Reproduce all of the data below line for line, leaving out the pictures.

Excerpts from a layout annotation set:
# # # #

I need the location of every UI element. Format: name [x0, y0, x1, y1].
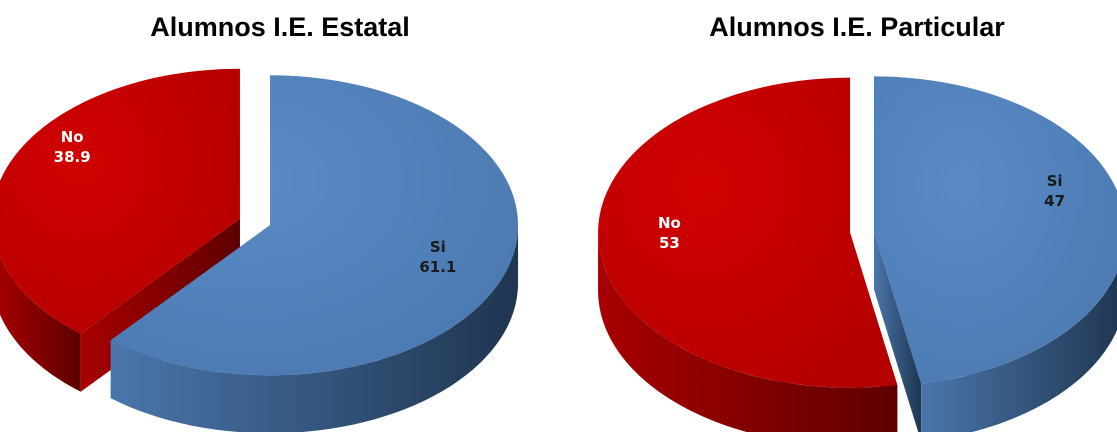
label-particular-no-name: No [658, 214, 681, 232]
label-particular-si-name: Si [1047, 172, 1063, 190]
chart-title-particular: Alumnos I.E. Particular [709, 12, 1005, 42]
slice-particular-no [598, 77, 898, 388]
label-estatal-no-name: No [61, 128, 84, 146]
left-no-rim [0, 256, 81, 392]
pie-particular: Si 47 No 53 [598, 76, 1117, 432]
right-no-rim [598, 232, 898, 432]
slice-estatal-si [110, 75, 519, 376]
label-estatal-si-name: Si [430, 238, 446, 256]
label-particular-no-value: 53 [659, 234, 680, 252]
label-estatal-no-value: 38.9 [54, 148, 91, 166]
slice-particular-si [873, 76, 1117, 384]
right-si-rim [921, 272, 1117, 432]
slice-estatal-no [0, 68, 240, 334]
label-estatal-si-value: 61.1 [419, 258, 456, 276]
label-particular-si-value: 47 [1044, 192, 1065, 210]
right-si-wall-1 [873, 231, 922, 432]
pie-estatal: Si 61.1 No 38.9 [0, 68, 519, 432]
left-si-rim [110, 225, 519, 432]
chart-title-estatal: Alumnos I.E. Estatal [150, 12, 410, 42]
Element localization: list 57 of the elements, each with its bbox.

# # # #

EXERCISE RESULT.
I need the location of every UI element. Format: name [x0, y0, x1, y1].
label-particular-no-name: No [658, 214, 681, 232]
label-particular-si-name: Si [1047, 172, 1063, 190]
chart-title-particular: Alumnos I.E. Particular [709, 12, 1005, 42]
slice-particular-no [598, 77, 898, 388]
label-estatal-no-name: No [61, 128, 84, 146]
left-no-rim [0, 256, 81, 392]
pie-particular: Si 47 No 53 [598, 76, 1117, 432]
right-no-rim [598, 232, 898, 432]
slice-estatal-si [110, 75, 519, 376]
label-estatal-si-name: Si [430, 238, 446, 256]
label-particular-no-value: 53 [659, 234, 680, 252]
label-estatal-no-value: 38.9 [54, 148, 91, 166]
slice-particular-si [873, 76, 1117, 384]
right-si-rim [921, 272, 1117, 432]
slice-estatal-no [0, 68, 240, 334]
label-estatal-si-value: 61.1 [419, 258, 456, 276]
label-particular-si-value: 47 [1044, 192, 1065, 210]
right-si-wall-1 [873, 231, 922, 432]
pie-estatal: Si 61.1 No 38.9 [0, 68, 519, 432]
left-si-rim [110, 225, 519, 432]
chart-title-estatal: Alumnos I.E. Estatal [150, 12, 410, 42]
Element localization: list 57 of the elements, each with its bbox.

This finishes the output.